TASK PROMPT -
Print all of the data exactly as written.

[Data entries]

-=-=-

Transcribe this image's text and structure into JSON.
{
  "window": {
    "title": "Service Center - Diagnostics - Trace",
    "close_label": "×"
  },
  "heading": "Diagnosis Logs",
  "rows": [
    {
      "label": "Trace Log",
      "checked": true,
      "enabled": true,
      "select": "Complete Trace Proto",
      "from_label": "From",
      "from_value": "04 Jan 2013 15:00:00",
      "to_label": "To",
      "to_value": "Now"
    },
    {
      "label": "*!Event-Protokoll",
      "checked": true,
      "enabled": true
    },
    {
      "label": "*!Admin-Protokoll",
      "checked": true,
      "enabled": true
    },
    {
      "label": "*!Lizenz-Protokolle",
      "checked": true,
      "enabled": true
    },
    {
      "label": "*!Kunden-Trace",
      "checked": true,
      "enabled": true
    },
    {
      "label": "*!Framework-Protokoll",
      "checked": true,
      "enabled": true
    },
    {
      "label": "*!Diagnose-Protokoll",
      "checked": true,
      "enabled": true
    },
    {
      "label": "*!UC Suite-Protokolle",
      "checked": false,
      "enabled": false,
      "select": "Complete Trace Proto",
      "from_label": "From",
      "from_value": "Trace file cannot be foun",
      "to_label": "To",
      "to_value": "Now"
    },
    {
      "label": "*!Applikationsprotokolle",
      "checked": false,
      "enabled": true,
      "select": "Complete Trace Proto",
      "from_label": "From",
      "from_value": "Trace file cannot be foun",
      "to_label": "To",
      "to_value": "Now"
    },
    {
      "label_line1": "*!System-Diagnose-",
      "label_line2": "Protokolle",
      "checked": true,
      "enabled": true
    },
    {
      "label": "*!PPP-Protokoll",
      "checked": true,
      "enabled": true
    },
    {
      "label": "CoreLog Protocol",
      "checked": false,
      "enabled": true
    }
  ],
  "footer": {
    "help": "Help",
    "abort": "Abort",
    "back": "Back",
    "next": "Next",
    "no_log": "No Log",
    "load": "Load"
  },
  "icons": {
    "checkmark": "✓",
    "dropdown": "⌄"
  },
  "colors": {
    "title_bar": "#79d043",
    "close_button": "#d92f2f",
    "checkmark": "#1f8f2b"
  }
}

-=-=-

SOLVED EXERCISE -
Transcribe this image's text and structure into JSON.
{
  "window": {
    "title": "Service Center - Diagnostics - Trace",
    "close_label": "×"
  },
  "heading": "Diagnosis Logs",
  "rows": [
    {
      "label": "Trace Log",
      "checked": true,
      "enabled": true,
      "select": "Complete Trace Proto",
      "from_label": "From",
      "from_value": "04 Jan 2013 15:00:00",
      "to_label": "To",
      "to_value": "Now"
    },
    {
      "label": "*!Event-Protokoll",
      "checked": true,
      "enabled": true
    },
    {
      "label": "*!Admin-Protokoll",
      "checked": true,
      "enabled": true
    },
    {
      "label": "*!Lizenz-Protokolle",
      "checked": true,
      "enabled": true
    },
    {
      "label": "*!Kunden-Trace",
      "checked": true,
      "enabled": true
    },
    {
      "label": "*!Framework-Protokoll",
      "checked": true,
      "enabled": true
    },
    {
      "label": "*!Diagnose-Protokoll",
      "checked": true,
      "enabled": true
    },
    {
      "label": "*!UC Suite-Protokolle",
      "checked": false,
      "enabled": false,
      "select": "Complete Trace Proto",
      "from_label": "From",
      "from_value": "Trace file cannot be foun",
      "to_label": "To",
      "to_value": "Now"
    },
    {
      "label": "*!Applikationsprotokolle",
      "checked": false,
      "enabled": true,
      "select": "Complete Trace Proto",
      "from_label": "From",
      "from_value": "Trace file cannot be foun",
      "to_label": "To",
      "to_value": "Now"
    },
    {
      "label_line1": "*!System-Diagnose-",
      "label_line2": "Protokolle",
      "checked": true,
      "enabled": true
    },
    {
      "label": "*!PPP-Protokoll",
      "checked": true,
      "enabled": true
    },
    {
      "label": "CoreLog Protocol",
      "checked": false,
      "enabled": true
    }
  ],
  "footer": {
    "help": "Help",
    "abort": "Abort",
    "back": "Back",
    "next": "Next",
    "no_log": "No Log",
    "load": "Load"
  },
  "icons": {
    "checkmark": "✓",
    "dropdown": "⌄"
  },
  "colors": {
    "title_bar": "#79d043",
    "close_button": "#d92f2f",
    "checkmark": "#1f8f2b"
  }
}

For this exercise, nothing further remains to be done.